◆ Dataset rows
----

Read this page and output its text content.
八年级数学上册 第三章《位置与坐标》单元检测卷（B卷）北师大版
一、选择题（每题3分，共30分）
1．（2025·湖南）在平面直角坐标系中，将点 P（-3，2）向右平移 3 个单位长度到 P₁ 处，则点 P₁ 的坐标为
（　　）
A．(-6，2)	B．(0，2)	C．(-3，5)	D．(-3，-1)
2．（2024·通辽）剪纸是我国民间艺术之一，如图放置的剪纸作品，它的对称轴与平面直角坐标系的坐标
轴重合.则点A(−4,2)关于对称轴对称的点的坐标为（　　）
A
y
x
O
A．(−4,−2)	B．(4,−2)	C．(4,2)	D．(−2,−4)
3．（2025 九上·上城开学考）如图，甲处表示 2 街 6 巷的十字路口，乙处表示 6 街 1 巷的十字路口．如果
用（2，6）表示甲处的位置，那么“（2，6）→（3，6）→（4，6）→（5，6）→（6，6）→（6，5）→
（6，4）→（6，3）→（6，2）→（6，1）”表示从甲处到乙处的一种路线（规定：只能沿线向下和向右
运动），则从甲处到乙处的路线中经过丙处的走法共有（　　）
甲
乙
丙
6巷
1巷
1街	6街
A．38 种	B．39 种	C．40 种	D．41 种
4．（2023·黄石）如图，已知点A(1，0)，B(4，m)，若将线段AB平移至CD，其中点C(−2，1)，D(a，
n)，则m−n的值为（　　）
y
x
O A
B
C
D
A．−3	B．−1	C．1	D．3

----

◆ Task to carry out
Can you give every line above again, exactly as written?

◆ Answer to the problem
Read this page and output its text content.
八年级数学上册 第三章《位置与坐标》单元检测卷（B卷）北师大版
一、选择题（每题3分，共30分）
1．（2025·湖南）在平面直角坐标系中，将点 P（-3，2）向右平移 3 个单位长度到 P₁ 处，则点 P₁ 的坐标为
（　　）
A．(-6，2)	B．(0，2)	C．(-3，5)	D．(-3，-1)
2．（2024·通辽）剪纸是我国民间艺术之一，如图放置的剪纸作品，它的对称轴与平面直角坐标系的坐标
轴重合.则点A(−4,2)关于对称轴对称的点的坐标为（　　）
A
y
x
O
A．(−4,−2)	B．(4,−2)	C．(4,2)	D．(−2,−4)
3．（2025 九上·上城开学考）如图，甲处表示 2 街 6 巷的十字路口，乙处表示 6 街 1 巷的十字路口．如果
用（2，6）表示甲处的位置，那么“（2，6）→（3，6）→（4，6）→（5，6）→（6，6）→（6，5）→
（6，4）→（6，3）→（6，2）→（6，1）”表示从甲处到乙处的一种路线（规定：只能沿线向下和向右
运动），则从甲处到乙处的路线中经过丙处的走法共有（　　）
甲
乙
丙
6巷
1巷
1街	6街
A．38 种	B．39 种	C．40 种	D．41 种
4．（2023·黄石）如图，已知点A(1，0)，B(4，m)，若将线段AB平移至CD，其中点C(−2，1)，D(a，
n)，则m−n的值为（　　）
y
x
O A
B
C
D
A．−3	B．−1	C．1	D．3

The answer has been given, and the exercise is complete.